INPUT DATA =>
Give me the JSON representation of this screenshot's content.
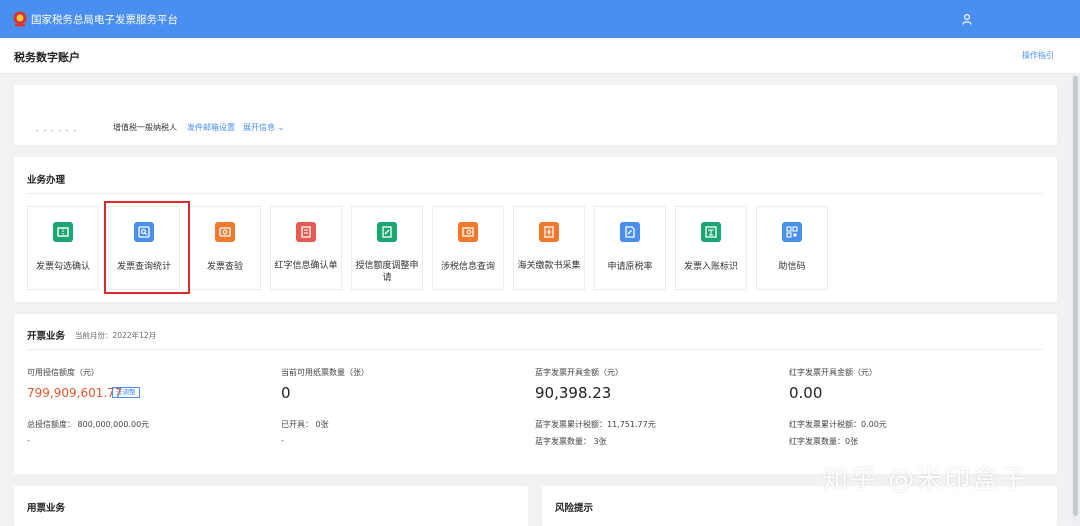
{
  "header": {
    "app_title": "国家税务总局电子发票服务平台"
  },
  "subheader": {
    "page_title": "税务数字账户",
    "guide_link": "操作指引"
  },
  "account": {
    "masked_name": "- - - - - -",
    "taxpayer_type": "增值税一般纳税人",
    "email_settings_link": "发件邮箱设置",
    "expand_info_link": "展开信息 ⌄"
  },
  "business": {
    "title": "业务办理",
    "tiles": [
      {
        "label": "发票勾选确认",
        "icon": "ticket-icon",
        "color": "#1aa571"
      },
      {
        "label": "发票查询统计",
        "icon": "search-doc-icon",
        "color": "#4a8ef0"
      },
      {
        "label": "发票查验",
        "icon": "invoice-check-icon",
        "color": "#ef7a2d"
      },
      {
        "label": "红字信息确认单",
        "icon": "red-doc-icon",
        "color": "#e55b52"
      },
      {
        "label": "授信额度调整申请",
        "icon": "credit-edit-icon",
        "color": "#1aa571"
      },
      {
        "label": "涉税信息查询",
        "icon": "tax-search-icon",
        "color": "#ef7a2d"
      },
      {
        "label": "海关缴款书采集",
        "icon": "customs-icon",
        "color": "#ef7a2d"
      },
      {
        "label": "申请原税率",
        "icon": "apply-rate-icon",
        "color": "#4a8ef0"
      },
      {
        "label": "发票入账标识",
        "icon": "ledger-mark-icon",
        "color": "#1aa571"
      },
      {
        "label": "助信码",
        "icon": "qr-code-icon",
        "color": "#4a8ef0"
      }
    ]
  },
  "issuance": {
    "title": "开票业务",
    "current_month": "当前月份：2022年12月",
    "credit_available_label": "可用授信额度（元）",
    "credit_available_value": "799,909,601.77",
    "adjust_badge": "去调整",
    "credit_total": "总授信额度： 800,000,000.00元",
    "credit_dash": "-",
    "paper_available_label": "当前可用纸票数量（张）",
    "paper_available_value": "0",
    "paper_issued": "已开具： 0张",
    "paper_dash": "-",
    "blue_amount_label": "蓝字发票开具金额（元）",
    "blue_amount_value": "90,398.23",
    "blue_tax": "蓝字发票累计税额：11,751.77元",
    "blue_count": "蓝字发票数量： 3张",
    "red_amount_label": "红字发票开具金额（元）",
    "red_amount_value": "0.00",
    "red_tax": "红字发票累计税额：0.00元",
    "red_count": "红字发票数量：0张"
  },
  "usage": {
    "title": "用票业务"
  },
  "risk": {
    "title": "风险提示"
  },
  "watermark": "知乎 @米印盒子"
}
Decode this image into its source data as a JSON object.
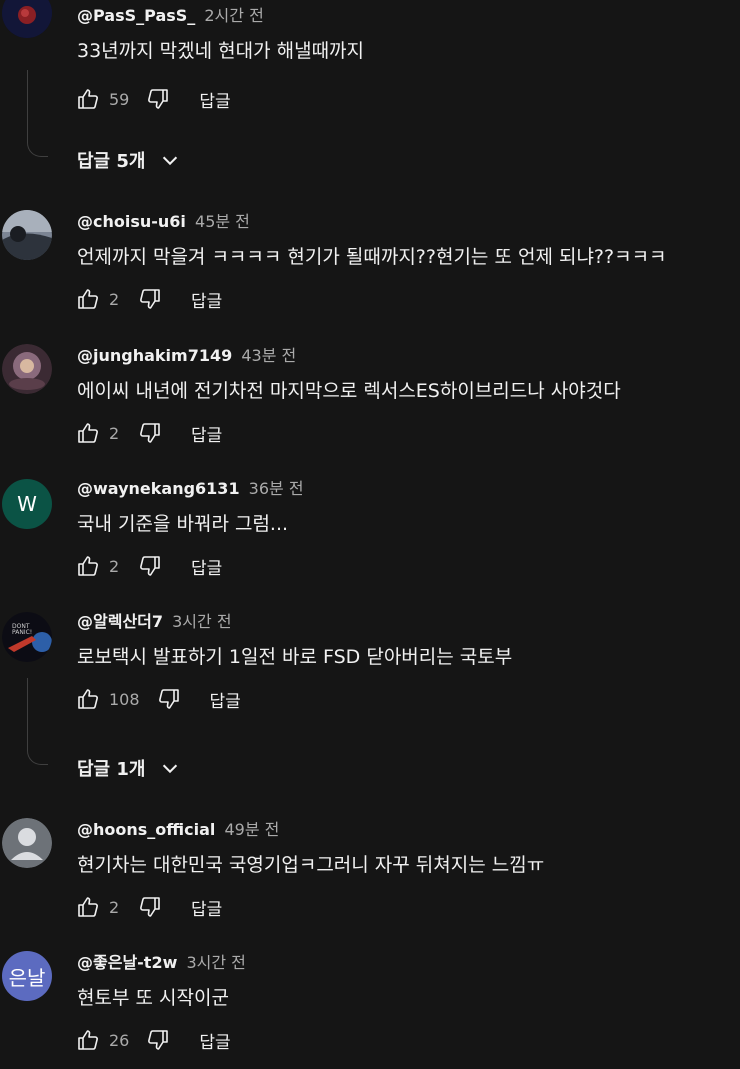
{
  "ui": {
    "reply_label": "답글"
  },
  "comments": [
    {
      "author": "@PasS_PasS_",
      "time": "2시간 전",
      "text": "33년까지 막겠네 현대가 해낼때까지",
      "likes": "59",
      "replies_label": "답글 5개",
      "avatar_color": "#1a1f4a"
    },
    {
      "author": "@choisu-u6i",
      "time": "45분 전",
      "text": "언제까지 막을겨 ㅋㅋㅋㅋ 현기가 될때까지??현기는 또 언제 되냐??ㅋㅋㅋ",
      "likes": "2",
      "avatar_color": "#4a5260"
    },
    {
      "author": "@junghakim7149",
      "time": "43분 전",
      "text": "에이씨 내년에 전기차전 마지막으로 렉서스ES하이브리드나 사야것다",
      "likes": "2",
      "avatar_color": "#6a4a5a"
    },
    {
      "author": "@waynekang6131",
      "time": "36분 전",
      "text": "국내 기준을 바꿔라 그럼...",
      "likes": "2",
      "avatar_letter": "W",
      "avatar_color": "#0b5345"
    },
    {
      "author": "@알렉산더7",
      "time": "3시간 전",
      "text": "로보택시 발표하기 1일전 바로 FSD 닫아버리는 국토부",
      "likes": "108",
      "replies_label": "답글 1개",
      "avatar_color": "#0e0e16"
    },
    {
      "author": "@hoons_official",
      "time": "49분 전",
      "text": "현기차는 대한민국 국영기업ㅋ그러니 자꾸 뒤쳐지는 느낌ㅠ",
      "likes": "2",
      "avatar_color": "#6d7278"
    },
    {
      "author": "@좋은날-t2w",
      "time": "3시간 전",
      "text": "현토부 또 시작이군",
      "likes": "26",
      "avatar_letter": "은날",
      "avatar_color": "#5c6bc0"
    }
  ]
}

STATED TASK => Leave out the pictures and transcribe the entries above exactly.

CORRECT RESULT =>
Give me the JSON representation of this screenshot's content.
{
  "header": {
    "app_title": "国家税务总局电子发票服务平台"
  },
  "subheader": {
    "page_title": "税务数字账户",
    "guide_link": "操作指引"
  },
  "account": {
    "masked_name": "- - - - - -",
    "taxpayer_type": "增值税一般纳税人",
    "email_settings_link": "发件邮箱设置",
    "expand_info_link": "展开信息 ⌄"
  },
  "business": {
    "title": "业务办理",
    "tiles": [
      {
        "label": "发票勾选确认",
        "icon": "ticket-icon",
        "color": "#1aa571"
      },
      {
        "label": "发票查询统计",
        "icon": "search-doc-icon",
        "color": "#4a8ef0"
      },
      {
        "label": "发票查验",
        "icon": "invoice-check-icon",
        "color": "#ef7a2d"
      },
      {
        "label": "红字信息确认单",
        "icon": "red-doc-icon",
        "color": "#e55b52"
      },
      {
        "label": "授信额度调整申请",
        "icon": "credit-edit-icon",
        "color": "#1aa571"
      },
      {
        "label": "涉税信息查询",
        "icon": "tax-search-icon",
        "color": "#ef7a2d"
      },
      {
        "label": "海关缴款书采集",
        "icon": "customs-icon",
        "color": "#ef7a2d"
      },
      {
        "label": "申请原税率",
        "icon": "apply-rate-icon",
        "color": "#4a8ef0"
      },
      {
        "label": "发票入账标识",
        "icon": "ledger-mark-icon",
        "color": "#1aa571"
      },
      {
        "label": "助信码",
        "icon": "qr-code-icon",
        "color": "#4a8ef0"
      }
    ]
  },
  "issuance": {
    "title": "开票业务",
    "current_month": "当前月份：2022年12月",
    "credit_available_label": "可用授信额度（元）",
    "credit_available_value": "799,909,601.77",
    "adjust_badge": "去调整",
    "credit_total": "总授信额度： 800,000,000.00元",
    "credit_dash": "-",
    "paper_available_label": "当前可用纸票数量（张）",
    "paper_available_value": "0",
    "paper_issued": "已开具： 0张",
    "paper_dash": "-",
    "blue_amount_label": "蓝字发票开具金额（元）",
    "blue_amount_value": "90,398.23",
    "blue_tax": "蓝字发票累计税额：11,751.77元",
    "blue_count": "蓝字发票数量： 3张",
    "red_amount_label": "红字发票开具金额（元）",
    "red_amount_value": "0.00",
    "red_tax": "红字发票累计税额：0.00元",
    "red_count": "红字发票数量：0张"
  },
  "usage": {
    "title": "用票业务"
  },
  "risk": {
    "title": "风险提示"
  },
  "watermark": "知乎 @米印盒子"
}
Decode this image into its source data as a JSON object.
{
  "ui": {
    "reply_label": "답글"
  },
  "comments": [
    {
      "author": "@PasS_PasS_",
      "time": "2시간 전",
      "text": "33년까지 막겠네 현대가 해낼때까지",
      "likes": "59",
      "replies_label": "답글 5개",
      "avatar_color": "#1a1f4a"
    },
    {
      "author": "@choisu-u6i",
      "time": "45분 전",
      "text": "언제까지 막을겨 ㅋㅋㅋㅋ 현기가 될때까지??현기는 또 언제 되냐??ㅋㅋㅋ",
      "likes": "2",
      "avatar_color": "#4a5260"
    },
    {
      "author": "@junghakim7149",
      "time": "43분 전",
      "text": "에이씨 내년에 전기차전 마지막으로 렉서스ES하이브리드나 사야것다",
      "likes": "2",
      "avatar_color": "#6a4a5a"
    },
    {
      "author": "@waynekang6131",
      "time": "36분 전",
      "text": "국내 기준을 바꿔라 그럼...",
      "likes": "2",
      "avatar_letter": "W",
      "avatar_color": "#0b5345"
    },
    {
      "author": "@알렉산더7",
      "time": "3시간 전",
      "text": "로보택시 발표하기 1일전 바로 FSD 닫아버리는 국토부",
      "likes": "108",
      "replies_label": "답글 1개",
      "avatar_color": "#0e0e16"
    },
    {
      "author": "@hoons_official",
      "time": "49분 전",
      "text": "현기차는 대한민국 국영기업ㅋ그러니 자꾸 뒤쳐지는 느낌ㅠ",
      "likes": "2",
      "avatar_color": "#6d7278"
    },
    {
      "author": "@좋은날-t2w",
      "time": "3시간 전",
      "text": "현토부 또 시작이군",
      "likes": "26",
      "avatar_letter": "은날",
      "avatar_color": "#5c6bc0"
    }
  ]
}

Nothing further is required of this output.